** WORK TO BE COMPLETED **
All of the data below should be written out exactly.

** Entries from a dataset **
★ ★ ★

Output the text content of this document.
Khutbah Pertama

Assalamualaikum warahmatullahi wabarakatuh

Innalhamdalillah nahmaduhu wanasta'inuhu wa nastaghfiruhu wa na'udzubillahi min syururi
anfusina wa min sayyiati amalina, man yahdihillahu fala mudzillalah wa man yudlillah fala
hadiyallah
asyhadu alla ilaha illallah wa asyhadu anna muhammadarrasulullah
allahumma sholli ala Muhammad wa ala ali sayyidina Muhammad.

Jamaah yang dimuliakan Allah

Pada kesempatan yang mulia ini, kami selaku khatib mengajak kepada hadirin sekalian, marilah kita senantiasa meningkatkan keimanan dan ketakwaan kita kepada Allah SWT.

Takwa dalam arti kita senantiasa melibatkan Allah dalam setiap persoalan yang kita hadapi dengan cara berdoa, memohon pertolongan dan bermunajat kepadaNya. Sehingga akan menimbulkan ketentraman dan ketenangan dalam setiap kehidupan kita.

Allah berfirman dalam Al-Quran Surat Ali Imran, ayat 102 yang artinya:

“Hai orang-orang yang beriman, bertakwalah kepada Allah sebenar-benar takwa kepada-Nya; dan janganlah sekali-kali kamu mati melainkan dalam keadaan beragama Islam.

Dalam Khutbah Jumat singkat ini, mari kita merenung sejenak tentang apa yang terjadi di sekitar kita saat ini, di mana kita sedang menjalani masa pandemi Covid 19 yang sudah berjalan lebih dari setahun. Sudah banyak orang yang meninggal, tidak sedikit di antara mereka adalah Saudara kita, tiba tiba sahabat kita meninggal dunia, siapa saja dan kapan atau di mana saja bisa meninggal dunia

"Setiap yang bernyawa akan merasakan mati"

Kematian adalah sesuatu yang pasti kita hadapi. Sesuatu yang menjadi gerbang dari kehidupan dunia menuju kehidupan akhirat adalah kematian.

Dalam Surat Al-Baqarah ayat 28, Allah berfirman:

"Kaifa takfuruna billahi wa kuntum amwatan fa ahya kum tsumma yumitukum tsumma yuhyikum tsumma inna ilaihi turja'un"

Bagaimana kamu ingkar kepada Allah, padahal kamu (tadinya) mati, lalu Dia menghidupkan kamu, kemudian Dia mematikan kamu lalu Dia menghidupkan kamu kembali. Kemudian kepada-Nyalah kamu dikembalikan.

★ ★ ★

** WRITTEN SOLUTION **
Output the text content of this document.
Khutbah Pertama

Assalamualaikum warahmatullahi wabarakatuh

Innalhamdalillah nahmaduhu wanasta'inuhu wa nastaghfiruhu wa na'udzubillahi min syururi
anfusina wa min sayyiati amalina, man yahdihillahu fala mudzillalah wa man yudlillah fala
hadiyallah
asyhadu alla ilaha illallah wa asyhadu anna muhammadarrasulullah
allahumma sholli ala Muhammad wa ala ali sayyidina Muhammad.

Jamaah yang dimuliakan Allah

Pada kesempatan yang mulia ini, kami selaku khatib mengajak kepada hadirin sekalian, marilah kita senantiasa meningkatkan keimanan dan ketakwaan kita kepada Allah SWT.

Takwa dalam arti kita senantiasa melibatkan Allah dalam setiap persoalan yang kita hadapi dengan cara berdoa, memohon pertolongan dan bermunajat kepadaNya. Sehingga akan menimbulkan ketentraman dan ketenangan dalam setiap kehidupan kita.

Allah berfirman dalam Al-Quran Surat Ali Imran, ayat 102 yang artinya:

“Hai orang-orang yang beriman, bertakwalah kepada Allah sebenar-benar takwa kepada-Nya; dan janganlah sekali-kali kamu mati melainkan dalam keadaan beragama Islam.

Dalam Khutbah Jumat singkat ini, mari kita merenung sejenak tentang apa yang terjadi di sekitar kita saat ini, di mana kita sedang menjalani masa pandemi Covid 19 yang sudah berjalan lebih dari setahun. Sudah banyak orang yang meninggal, tidak sedikit di antara mereka adalah Saudara kita, tiba tiba sahabat kita meninggal dunia, siapa saja dan kapan atau di mana saja bisa meninggal dunia

"Setiap yang bernyawa akan merasakan mati"

Kematian adalah sesuatu yang pasti kita hadapi. Sesuatu yang menjadi gerbang dari kehidupan dunia menuju kehidupan akhirat adalah kematian.

Dalam Surat Al-Baqarah ayat 28, Allah berfirman:

"Kaifa takfuruna billahi wa kuntum amwatan fa ahya kum tsumma yumitukum tsumma yuhyikum tsumma inna ilaihi turja'un"

Bagaimana kamu ingkar kepada Allah, padahal kamu (tadinya) mati, lalu Dia menghidupkan kamu, kemudian Dia mematikan kamu lalu Dia menghidupkan kamu kembali. Kemudian kepada-Nyalah kamu dikembalikan.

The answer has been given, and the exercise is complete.